* [What the task requires] Your task is to reproduce the entries below word for word.

Records excerpted from a collection:
-----
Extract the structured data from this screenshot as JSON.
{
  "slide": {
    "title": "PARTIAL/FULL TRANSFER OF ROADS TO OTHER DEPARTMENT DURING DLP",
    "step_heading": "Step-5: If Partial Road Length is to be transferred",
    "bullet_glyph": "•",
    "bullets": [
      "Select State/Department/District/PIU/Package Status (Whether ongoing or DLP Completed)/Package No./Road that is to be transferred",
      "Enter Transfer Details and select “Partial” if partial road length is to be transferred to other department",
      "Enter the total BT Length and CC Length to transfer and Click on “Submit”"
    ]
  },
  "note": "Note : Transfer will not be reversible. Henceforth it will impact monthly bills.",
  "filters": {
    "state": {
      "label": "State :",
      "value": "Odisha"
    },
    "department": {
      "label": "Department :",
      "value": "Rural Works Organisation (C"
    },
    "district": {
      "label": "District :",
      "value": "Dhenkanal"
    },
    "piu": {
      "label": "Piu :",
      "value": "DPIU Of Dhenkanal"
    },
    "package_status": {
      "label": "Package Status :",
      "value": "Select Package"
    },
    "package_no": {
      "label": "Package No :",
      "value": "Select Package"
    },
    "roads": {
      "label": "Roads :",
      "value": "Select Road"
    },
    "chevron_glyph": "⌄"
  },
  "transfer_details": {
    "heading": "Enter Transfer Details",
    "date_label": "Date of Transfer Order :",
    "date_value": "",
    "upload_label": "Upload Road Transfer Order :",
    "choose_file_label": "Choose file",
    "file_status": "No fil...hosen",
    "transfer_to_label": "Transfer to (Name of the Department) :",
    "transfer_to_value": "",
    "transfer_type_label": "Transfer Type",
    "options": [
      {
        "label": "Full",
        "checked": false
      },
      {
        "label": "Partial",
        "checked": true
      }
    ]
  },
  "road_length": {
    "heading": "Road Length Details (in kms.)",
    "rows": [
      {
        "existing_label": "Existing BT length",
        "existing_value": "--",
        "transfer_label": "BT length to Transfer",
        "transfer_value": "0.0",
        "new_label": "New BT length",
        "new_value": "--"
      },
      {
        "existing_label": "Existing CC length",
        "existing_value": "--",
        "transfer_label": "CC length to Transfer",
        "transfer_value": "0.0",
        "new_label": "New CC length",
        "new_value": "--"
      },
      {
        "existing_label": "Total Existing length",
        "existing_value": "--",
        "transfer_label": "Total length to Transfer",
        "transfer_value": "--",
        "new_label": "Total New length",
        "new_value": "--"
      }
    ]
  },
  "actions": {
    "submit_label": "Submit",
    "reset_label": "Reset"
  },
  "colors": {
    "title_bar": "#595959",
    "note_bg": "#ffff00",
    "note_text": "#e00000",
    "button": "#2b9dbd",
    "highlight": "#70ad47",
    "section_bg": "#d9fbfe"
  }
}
-----
* [Reply to the exercise]
Extract the structured data from this screenshot as JSON.
{
  "slide": {
    "title": "PARTIAL/FULL TRANSFER OF ROADS TO OTHER DEPARTMENT DURING DLP",
    "step_heading": "Step-5: If Partial Road Length is to be transferred",
    "bullet_glyph": "•",
    "bullets": [
      "Select State/Department/District/PIU/Package Status (Whether ongoing or DLP Completed)/Package No./Road that is to be transferred",
      "Enter Transfer Details and select “Partial” if partial road length is to be transferred to other department",
      "Enter the total BT Length and CC Length to transfer and Click on “Submit”"
    ]
  },
  "note": "Note : Transfer will not be reversible. Henceforth it will impact monthly bills.",
  "filters": {
    "state": {
      "label": "State :",
      "value": "Odisha"
    },
    "department": {
      "label": "Department :",
      "value": "Rural Works Organisation (C"
    },
    "district": {
      "label": "District :",
      "value": "Dhenkanal"
    },
    "piu": {
      "label": "Piu :",
      "value": "DPIU Of Dhenkanal"
    },
    "package_status": {
      "label": "Package Status :",
      "value": "Select Package"
    },
    "package_no": {
      "label": "Package No :",
      "value": "Select Package"
    },
    "roads": {
      "label": "Roads :",
      "value": "Select Road"
    },
    "chevron_glyph": "⌄"
  },
  "transfer_details": {
    "heading": "Enter Transfer Details",
    "date_label": "Date of Transfer Order :",
    "date_value": "",
    "upload_label": "Upload Road Transfer Order :",
    "choose_file_label": "Choose file",
    "file_status": "No fil...hosen",
    "transfer_to_label": "Transfer to (Name of the Department) :",
    "transfer_to_value": "",
    "transfer_type_label": "Transfer Type",
    "options": [
      {
        "label": "Full",
        "checked": false
      },
      {
        "label": "Partial",
        "checked": true
      }
    ]
  },
  "road_length": {
    "heading": "Road Length Details (in kms.)",
    "rows": [
      {
        "existing_label": "Existing BT length",
        "existing_value": "--",
        "transfer_label": "BT length to Transfer",
        "transfer_value": "0.0",
        "new_label": "New BT length",
        "new_value": "--"
      },
      {
        "existing_label": "Existing CC length",
        "existing_value": "--",
        "transfer_label": "CC length to Transfer",
        "transfer_value": "0.0",
        "new_label": "New CC length",
        "new_value": "--"
      },
      {
        "existing_label": "Total Existing length",
        "existing_value": "--",
        "transfer_label": "Total length to Transfer",
        "transfer_value": "--",
        "new_label": "Total New length",
        "new_value": "--"
      }
    ]
  },
  "actions": {
    "submit_label": "Submit",
    "reset_label": "Reset"
  },
  "colors": {
    "title_bar": "#595959",
    "note_bg": "#ffff00",
    "note_text": "#e00000",
    "button": "#2b9dbd",
    "highlight": "#70ad47",
    "section_bg": "#d9fbfe"
  }
}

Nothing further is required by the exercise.